• **RECORD EXCERPTS**:
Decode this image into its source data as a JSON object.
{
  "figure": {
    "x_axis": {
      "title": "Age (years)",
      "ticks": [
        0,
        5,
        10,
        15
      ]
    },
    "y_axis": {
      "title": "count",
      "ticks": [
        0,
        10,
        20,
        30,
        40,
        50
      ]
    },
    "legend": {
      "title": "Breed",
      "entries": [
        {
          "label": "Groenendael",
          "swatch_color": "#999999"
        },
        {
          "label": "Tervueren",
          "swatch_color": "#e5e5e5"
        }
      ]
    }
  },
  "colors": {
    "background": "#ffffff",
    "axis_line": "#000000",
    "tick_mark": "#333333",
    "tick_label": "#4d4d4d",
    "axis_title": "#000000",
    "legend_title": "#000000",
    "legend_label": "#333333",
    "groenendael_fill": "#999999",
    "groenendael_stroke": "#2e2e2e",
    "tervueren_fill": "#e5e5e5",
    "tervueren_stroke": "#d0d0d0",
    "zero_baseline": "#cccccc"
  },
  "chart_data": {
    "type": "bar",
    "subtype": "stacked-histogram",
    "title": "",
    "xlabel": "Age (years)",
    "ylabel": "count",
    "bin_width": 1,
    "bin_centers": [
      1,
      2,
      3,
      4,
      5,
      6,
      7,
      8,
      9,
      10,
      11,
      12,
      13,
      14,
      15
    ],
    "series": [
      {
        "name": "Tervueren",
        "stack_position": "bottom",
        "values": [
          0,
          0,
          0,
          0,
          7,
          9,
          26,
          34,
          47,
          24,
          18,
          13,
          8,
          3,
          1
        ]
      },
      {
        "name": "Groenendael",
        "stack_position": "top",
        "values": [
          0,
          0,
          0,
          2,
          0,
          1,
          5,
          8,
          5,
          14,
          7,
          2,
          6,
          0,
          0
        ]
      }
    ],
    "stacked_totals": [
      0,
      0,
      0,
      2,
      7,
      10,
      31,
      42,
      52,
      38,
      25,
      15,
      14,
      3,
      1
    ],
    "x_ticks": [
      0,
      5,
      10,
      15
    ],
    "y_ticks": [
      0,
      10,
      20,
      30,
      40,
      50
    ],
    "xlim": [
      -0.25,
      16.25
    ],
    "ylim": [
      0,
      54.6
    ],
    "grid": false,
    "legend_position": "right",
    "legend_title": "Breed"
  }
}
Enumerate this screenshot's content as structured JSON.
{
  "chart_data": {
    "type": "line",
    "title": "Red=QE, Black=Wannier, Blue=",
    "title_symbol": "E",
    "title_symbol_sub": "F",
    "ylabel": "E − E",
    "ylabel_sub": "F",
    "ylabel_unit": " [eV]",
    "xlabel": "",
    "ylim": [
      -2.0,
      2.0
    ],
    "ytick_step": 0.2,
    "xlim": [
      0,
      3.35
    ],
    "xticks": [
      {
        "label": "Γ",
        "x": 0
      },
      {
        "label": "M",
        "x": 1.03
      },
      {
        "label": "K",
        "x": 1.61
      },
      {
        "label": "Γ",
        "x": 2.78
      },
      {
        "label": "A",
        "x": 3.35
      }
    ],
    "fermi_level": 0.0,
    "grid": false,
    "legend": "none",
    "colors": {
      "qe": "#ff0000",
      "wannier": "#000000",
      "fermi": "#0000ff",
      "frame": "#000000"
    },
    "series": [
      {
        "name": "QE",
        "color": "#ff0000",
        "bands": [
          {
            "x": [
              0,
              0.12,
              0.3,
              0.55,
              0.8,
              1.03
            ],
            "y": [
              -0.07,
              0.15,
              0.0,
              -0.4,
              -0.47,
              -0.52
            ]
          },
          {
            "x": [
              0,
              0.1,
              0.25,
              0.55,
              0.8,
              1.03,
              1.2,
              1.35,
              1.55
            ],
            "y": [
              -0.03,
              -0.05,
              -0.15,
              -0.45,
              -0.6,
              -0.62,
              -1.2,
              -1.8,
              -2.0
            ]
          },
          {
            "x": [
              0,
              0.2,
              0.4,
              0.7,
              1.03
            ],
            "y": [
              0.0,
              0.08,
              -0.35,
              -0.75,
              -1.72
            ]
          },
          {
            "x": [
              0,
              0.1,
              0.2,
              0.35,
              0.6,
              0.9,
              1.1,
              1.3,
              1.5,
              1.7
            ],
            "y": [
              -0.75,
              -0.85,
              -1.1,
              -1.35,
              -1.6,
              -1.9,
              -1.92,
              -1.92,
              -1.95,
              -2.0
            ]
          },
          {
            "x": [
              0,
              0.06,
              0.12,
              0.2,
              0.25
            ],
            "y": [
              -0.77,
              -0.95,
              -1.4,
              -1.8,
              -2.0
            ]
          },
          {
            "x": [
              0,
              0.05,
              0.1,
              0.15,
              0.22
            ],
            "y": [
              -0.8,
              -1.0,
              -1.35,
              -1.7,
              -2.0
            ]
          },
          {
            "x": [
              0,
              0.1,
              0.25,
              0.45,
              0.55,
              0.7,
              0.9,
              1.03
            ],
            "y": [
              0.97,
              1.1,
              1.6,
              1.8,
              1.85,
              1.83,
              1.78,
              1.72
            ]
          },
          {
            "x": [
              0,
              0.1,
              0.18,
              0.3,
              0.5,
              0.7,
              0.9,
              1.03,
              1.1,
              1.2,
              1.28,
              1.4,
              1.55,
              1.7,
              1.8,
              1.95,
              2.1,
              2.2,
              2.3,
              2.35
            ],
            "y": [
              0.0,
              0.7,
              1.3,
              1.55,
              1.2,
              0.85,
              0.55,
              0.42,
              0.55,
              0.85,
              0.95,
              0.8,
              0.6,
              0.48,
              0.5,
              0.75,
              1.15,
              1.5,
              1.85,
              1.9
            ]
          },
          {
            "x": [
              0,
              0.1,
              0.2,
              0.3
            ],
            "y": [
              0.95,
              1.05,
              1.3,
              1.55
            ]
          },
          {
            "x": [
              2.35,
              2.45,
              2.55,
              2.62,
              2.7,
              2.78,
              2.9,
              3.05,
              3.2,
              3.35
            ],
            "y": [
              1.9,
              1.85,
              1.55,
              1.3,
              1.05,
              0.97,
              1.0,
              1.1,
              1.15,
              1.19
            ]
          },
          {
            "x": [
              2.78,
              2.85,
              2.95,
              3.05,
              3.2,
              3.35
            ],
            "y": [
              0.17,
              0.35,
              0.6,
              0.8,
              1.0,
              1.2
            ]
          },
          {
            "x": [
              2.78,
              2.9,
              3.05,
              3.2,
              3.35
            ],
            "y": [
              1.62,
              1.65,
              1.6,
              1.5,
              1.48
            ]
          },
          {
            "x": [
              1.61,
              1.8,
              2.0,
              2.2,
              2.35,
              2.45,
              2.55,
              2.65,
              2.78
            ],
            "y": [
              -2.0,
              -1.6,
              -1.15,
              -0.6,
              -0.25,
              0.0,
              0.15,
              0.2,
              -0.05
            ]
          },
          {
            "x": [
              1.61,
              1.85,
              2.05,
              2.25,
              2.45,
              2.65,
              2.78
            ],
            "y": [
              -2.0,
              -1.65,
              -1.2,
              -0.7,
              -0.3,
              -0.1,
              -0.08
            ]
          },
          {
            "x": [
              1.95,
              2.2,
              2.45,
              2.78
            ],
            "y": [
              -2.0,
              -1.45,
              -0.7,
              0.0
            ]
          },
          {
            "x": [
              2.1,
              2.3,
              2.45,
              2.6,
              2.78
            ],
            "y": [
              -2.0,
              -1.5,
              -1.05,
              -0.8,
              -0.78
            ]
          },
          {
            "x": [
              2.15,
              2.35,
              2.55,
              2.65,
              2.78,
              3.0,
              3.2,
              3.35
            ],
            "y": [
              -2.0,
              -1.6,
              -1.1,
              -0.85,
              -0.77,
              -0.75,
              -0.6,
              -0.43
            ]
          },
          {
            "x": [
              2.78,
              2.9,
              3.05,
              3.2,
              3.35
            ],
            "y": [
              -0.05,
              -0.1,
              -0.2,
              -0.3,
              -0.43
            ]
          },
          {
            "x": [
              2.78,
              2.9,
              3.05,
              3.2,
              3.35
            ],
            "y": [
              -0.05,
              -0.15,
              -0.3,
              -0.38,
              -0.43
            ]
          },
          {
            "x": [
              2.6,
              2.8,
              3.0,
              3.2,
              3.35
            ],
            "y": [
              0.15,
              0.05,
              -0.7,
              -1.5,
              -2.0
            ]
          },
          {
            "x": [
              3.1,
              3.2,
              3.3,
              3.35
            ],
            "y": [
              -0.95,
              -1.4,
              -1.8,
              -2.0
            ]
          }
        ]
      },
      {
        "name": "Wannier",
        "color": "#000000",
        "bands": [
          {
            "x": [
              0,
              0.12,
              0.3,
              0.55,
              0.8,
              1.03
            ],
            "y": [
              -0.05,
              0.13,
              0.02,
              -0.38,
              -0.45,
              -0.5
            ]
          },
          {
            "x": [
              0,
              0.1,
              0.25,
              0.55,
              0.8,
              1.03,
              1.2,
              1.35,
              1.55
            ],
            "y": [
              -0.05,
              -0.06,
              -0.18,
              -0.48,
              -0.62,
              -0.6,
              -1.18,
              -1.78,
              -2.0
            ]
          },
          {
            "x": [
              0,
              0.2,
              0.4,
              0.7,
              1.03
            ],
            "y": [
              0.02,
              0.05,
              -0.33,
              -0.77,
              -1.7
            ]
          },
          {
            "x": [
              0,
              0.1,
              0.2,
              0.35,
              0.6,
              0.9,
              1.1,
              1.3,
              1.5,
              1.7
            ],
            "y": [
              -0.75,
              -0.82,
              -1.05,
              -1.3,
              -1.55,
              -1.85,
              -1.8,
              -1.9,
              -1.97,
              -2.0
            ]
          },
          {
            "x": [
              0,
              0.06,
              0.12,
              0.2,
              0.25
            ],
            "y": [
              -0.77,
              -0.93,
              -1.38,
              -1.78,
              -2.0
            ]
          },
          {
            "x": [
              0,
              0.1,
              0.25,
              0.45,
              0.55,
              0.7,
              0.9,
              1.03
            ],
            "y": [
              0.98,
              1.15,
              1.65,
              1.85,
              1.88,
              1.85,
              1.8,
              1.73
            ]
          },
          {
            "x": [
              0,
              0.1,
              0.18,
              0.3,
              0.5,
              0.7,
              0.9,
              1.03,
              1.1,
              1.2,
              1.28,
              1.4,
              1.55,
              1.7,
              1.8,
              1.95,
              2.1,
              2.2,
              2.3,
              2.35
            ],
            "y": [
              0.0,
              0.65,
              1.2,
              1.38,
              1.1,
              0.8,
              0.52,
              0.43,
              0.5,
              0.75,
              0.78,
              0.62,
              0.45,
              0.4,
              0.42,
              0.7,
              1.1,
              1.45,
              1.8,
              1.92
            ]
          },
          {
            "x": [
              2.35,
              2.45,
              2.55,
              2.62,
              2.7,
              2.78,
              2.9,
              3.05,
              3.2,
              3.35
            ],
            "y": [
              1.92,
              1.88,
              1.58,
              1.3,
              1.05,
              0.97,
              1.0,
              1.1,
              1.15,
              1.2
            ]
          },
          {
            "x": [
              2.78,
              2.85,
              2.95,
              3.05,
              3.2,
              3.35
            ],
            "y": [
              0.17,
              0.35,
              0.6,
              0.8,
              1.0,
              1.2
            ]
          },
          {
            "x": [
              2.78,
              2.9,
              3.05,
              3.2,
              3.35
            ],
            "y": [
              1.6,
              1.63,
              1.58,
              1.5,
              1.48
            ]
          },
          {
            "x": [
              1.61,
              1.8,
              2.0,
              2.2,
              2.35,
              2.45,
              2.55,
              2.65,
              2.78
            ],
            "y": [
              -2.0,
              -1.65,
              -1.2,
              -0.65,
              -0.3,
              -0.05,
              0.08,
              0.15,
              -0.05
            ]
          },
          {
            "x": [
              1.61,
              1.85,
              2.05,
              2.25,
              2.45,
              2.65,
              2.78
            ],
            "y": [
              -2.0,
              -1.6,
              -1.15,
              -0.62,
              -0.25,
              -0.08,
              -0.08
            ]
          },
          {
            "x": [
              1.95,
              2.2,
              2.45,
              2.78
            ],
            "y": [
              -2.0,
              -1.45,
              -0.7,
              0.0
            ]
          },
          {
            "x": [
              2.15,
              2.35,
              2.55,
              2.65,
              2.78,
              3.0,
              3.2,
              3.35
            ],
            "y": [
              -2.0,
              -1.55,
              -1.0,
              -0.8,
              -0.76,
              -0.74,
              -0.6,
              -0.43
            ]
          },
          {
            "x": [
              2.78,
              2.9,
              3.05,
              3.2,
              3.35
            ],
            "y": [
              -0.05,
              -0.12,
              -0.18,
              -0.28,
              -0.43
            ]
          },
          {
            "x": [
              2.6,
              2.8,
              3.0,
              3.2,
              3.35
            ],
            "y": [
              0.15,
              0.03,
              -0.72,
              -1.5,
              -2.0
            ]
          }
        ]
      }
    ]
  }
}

• **WHAT TO PRODUCE**: From the entries, report each line that includes the word "this".

• **FINISHED TASK**:
Decode this image into its source data as a JSON object.
Enumerate this screenshot's content as structured JSON.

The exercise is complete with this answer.